所给文本 »
########

Redis 中的 KEYS 命令

KeysCommand
#

我们来看一下 KEYS 命令的代码，版本为 Redis 7.2.6

// https://github.com/redis/redis/blob/ae6a2aa95cd094b032e7a69b8b59f64dd1ed085f/src/db.c#L785
void keysCommand(client *c) {
    dictIterator *di;
    dictEntry *de;
    sds pattern = c->argv[1]->ptr;
    int plen = sdslen(pattern), allkeys;
    unsigned long numkeys = 0;
    void *replylen = addReplyDeferredLen(c);


    di = dictGetSafeIterator(c->db->dict);
    allkeys = (pattern[0] == '*' && plen == 1);
    robj keyobj;
    while((de = dictNext(di)) != NULL) {
        sds key = dictGetKey(de);


        if (allkeys || stringmatchlen(pattern,plen,key,sdslen(key),0)) {
            initStaticStringObject(keyobj, key);
            if (!keyIsExpired(c->db, &keyobj)) {
                addReplyBulkCBuffer(c, key, sdslen(key));
                numkeys++;
            }
        }
        if (c->flags & CLIENT_CLOSE_ASAP)
            break;
    }
    dictReleaseIterator(di);
    setDeferredArrayLen(c,replylen,numkeys);
}

逻辑上是迭代了整个 Redis 的键空间，如果匹配用户的过滤条件，那么写入到对应 Client 的响应缓冲区中。看得时候比较疑惑为什么使用 dictGetSafeIterator 而不是 dictGetIterator？感觉现在这里替换为 dictGetIterator 也是可以的

`dictGetSafeIterator` vs `dictGetIterator`
#

所谓 safe 其实是因为 Redis 的扩容是渐进式的，将一次全量的扩容进行分步执行，均摊到很多条命令的执行过程中。这个思路和编程语言的 GC 差不多。所以我们希望在迭代器的生命周期内，Redis 对于我们呈现出一个一致的状态，不多不少正确地返回所有的 KEY

dictIterator *dictGetSafeIterator(dict *d) {
    dictIterator *i = dictGetIterator(d);

    i->safe = 1;
    return i;
}

dictEntry *dictNext(dictIterator *iter)
{
    while (1) {
        if (iter->entry == NULL) {
            if (iter->index == -1 && iter->table == 0) {
                if (iter->safe)

########

数据 »

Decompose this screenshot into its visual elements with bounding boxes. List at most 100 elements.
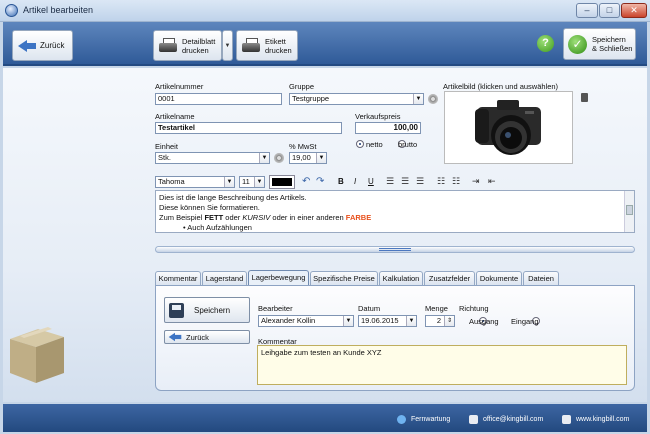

########

任务要求 » 逐字照抄讲 Redis KEYS 命令的那篇文本中从“所谓 safe 其实是因为”到“dictEntry *dictNext(dictIterator *iter)”的一段。

回答 »
所谓 safe 其实是因为 Redis 的扩容是渐进式的，将一次全量的扩容进行分步执行，均摊到很多条命令的执行过程中。这个思路和编程语言的 GC 差不多。所以我们希望在迭代器的生命周期内，Redis 对于我们呈现出一个一致的状态，不多不少正确地返回所有的 KEY

dictIterator *dictGetSafeIterator(dict *d) {
    dictIterator *i = dictGetIterator(d);

    i->safe = 1;
    return i;
}

dictEntry *dictNext(dictIterator *iter)